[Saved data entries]

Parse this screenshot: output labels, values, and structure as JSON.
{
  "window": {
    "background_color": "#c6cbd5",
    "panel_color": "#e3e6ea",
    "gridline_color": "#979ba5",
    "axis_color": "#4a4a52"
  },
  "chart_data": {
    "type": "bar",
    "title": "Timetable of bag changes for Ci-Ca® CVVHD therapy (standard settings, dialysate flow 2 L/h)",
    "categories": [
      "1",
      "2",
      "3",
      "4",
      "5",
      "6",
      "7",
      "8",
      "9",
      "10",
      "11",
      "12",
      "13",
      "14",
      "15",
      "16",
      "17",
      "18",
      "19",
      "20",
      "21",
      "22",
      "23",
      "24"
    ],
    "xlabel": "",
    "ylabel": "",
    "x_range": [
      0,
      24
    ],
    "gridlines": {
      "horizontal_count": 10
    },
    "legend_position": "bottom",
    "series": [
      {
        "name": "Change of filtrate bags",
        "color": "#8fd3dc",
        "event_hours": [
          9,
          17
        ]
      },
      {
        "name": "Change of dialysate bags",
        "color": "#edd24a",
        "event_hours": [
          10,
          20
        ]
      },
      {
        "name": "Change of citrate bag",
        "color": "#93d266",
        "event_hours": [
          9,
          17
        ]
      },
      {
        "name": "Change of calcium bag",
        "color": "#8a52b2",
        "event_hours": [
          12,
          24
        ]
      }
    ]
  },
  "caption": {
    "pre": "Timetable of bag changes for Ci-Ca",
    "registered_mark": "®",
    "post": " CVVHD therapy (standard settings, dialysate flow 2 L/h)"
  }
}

● **WHAT THIS TASK INVOLVES**:
Copy out each line in the preceding records that contains "standard".

● **SOLUTION**:
    "title": "Timetable of bag changes for Ci-Ca® CVVHD therapy (standard settings, dialysate flow 2 L/h)",
    "post": " CVVHD therapy (standard settings, dialysate flow 2 L/h)"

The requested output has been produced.